## BEGIN The records

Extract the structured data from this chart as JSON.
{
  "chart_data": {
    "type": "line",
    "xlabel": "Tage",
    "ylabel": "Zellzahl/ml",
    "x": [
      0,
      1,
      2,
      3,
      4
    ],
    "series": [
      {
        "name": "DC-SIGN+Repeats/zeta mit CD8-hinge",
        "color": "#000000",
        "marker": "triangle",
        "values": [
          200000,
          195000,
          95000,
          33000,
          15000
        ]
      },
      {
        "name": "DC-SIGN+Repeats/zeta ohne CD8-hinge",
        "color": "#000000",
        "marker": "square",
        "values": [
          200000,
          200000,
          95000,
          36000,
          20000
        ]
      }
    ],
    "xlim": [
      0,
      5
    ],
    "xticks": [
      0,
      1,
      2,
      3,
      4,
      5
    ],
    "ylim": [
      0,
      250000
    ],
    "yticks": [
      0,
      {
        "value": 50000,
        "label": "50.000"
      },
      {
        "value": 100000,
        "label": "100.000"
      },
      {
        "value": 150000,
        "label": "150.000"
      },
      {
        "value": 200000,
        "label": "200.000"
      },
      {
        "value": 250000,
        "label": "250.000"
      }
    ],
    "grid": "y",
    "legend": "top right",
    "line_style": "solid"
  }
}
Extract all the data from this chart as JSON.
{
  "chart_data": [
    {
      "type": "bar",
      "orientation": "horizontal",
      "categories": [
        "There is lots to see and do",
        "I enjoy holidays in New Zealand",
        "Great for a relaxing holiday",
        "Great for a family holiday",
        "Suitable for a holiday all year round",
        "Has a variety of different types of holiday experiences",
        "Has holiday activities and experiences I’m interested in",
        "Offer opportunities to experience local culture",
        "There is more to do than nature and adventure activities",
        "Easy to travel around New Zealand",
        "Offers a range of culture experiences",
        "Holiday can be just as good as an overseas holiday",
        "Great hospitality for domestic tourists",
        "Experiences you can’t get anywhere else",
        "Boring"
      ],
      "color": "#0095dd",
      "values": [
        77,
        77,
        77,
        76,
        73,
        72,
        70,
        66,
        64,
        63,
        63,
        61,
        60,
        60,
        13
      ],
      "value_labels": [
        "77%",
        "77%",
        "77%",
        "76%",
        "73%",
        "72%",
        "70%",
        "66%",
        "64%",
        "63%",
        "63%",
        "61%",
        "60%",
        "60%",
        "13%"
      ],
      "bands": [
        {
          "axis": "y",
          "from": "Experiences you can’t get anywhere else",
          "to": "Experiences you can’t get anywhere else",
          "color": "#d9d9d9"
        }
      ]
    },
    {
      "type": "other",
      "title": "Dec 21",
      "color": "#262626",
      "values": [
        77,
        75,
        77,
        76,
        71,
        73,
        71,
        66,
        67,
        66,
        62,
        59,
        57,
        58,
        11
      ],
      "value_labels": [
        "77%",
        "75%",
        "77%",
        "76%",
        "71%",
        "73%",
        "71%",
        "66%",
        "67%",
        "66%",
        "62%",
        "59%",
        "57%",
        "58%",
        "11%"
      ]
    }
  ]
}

## END The records

### Requirement
Select and copy every line of the material that holds the string "hinge".

### Right answer
        "name": "DC-SIGN+Repeats/zeta mit CD8-hinge",
        "name": "DC-SIGN+Repeats/zeta ohne CD8-hinge",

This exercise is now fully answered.